(Task) Return the material word for word. Do not include pictures.

(Provided records)

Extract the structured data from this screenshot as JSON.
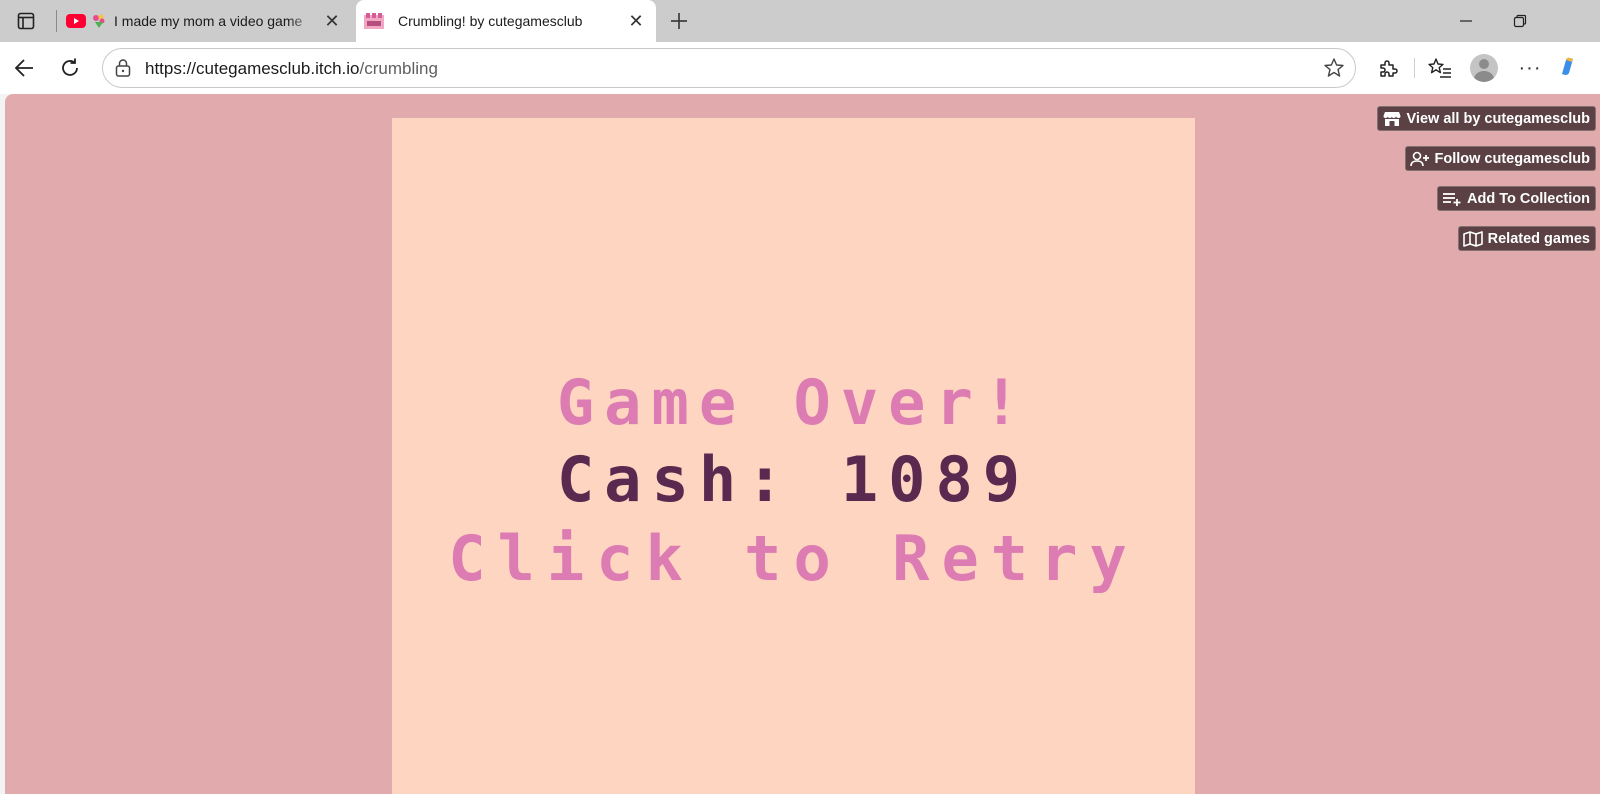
{
  "browser": {
    "tabs": [
      {
        "title": "I made my mom a video game",
        "active": false,
        "favicon": "youtube-icon"
      },
      {
        "title": "Crumbling! by cutegamesclub",
        "active": true,
        "favicon": "itch-game-icon"
      }
    ],
    "address": {
      "host": "https://cutegamesclub.itch.io",
      "path": "/crumbling"
    }
  },
  "page": {
    "buttons": {
      "view_all": "View all by cutegamesclub",
      "follow": "Follow cutegamesclub",
      "collection": "Add To Collection",
      "related": "Related games"
    },
    "game": {
      "title": "Game Over!",
      "cash": "Cash: 1089",
      "retry": "Click to Retry"
    }
  },
  "colors": {
    "page_bg": "#e1aaad",
    "game_bg": "#fdd5c0",
    "pink_text": "#dd7bb3",
    "dark_text": "#5a2950",
    "button_bg": "#5b4144"
  }
}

(Response to this exercise)
Extract the structured data from this screenshot as JSON.
{
  "browser": {
    "tabs": [
      {
        "title": "I made my mom a video game",
        "active": false,
        "favicon": "youtube-icon"
      },
      {
        "title": "Crumbling! by cutegamesclub",
        "active": true,
        "favicon": "itch-game-icon"
      }
    ],
    "address": {
      "host": "https://cutegamesclub.itch.io",
      "path": "/crumbling"
    }
  },
  "page": {
    "buttons": {
      "view_all": "View all by cutegamesclub",
      "follow": "Follow cutegamesclub",
      "collection": "Add To Collection",
      "related": "Related games"
    },
    "game": {
      "title": "Game Over!",
      "cash": "Cash: 1089",
      "retry": "Click to Retry"
    }
  },
  "colors": {
    "page_bg": "#e1aaad",
    "game_bg": "#fdd5c0",
    "pink_text": "#dd7bb3",
    "dark_text": "#5a2950",
    "button_bg": "#5b4144"
  }
}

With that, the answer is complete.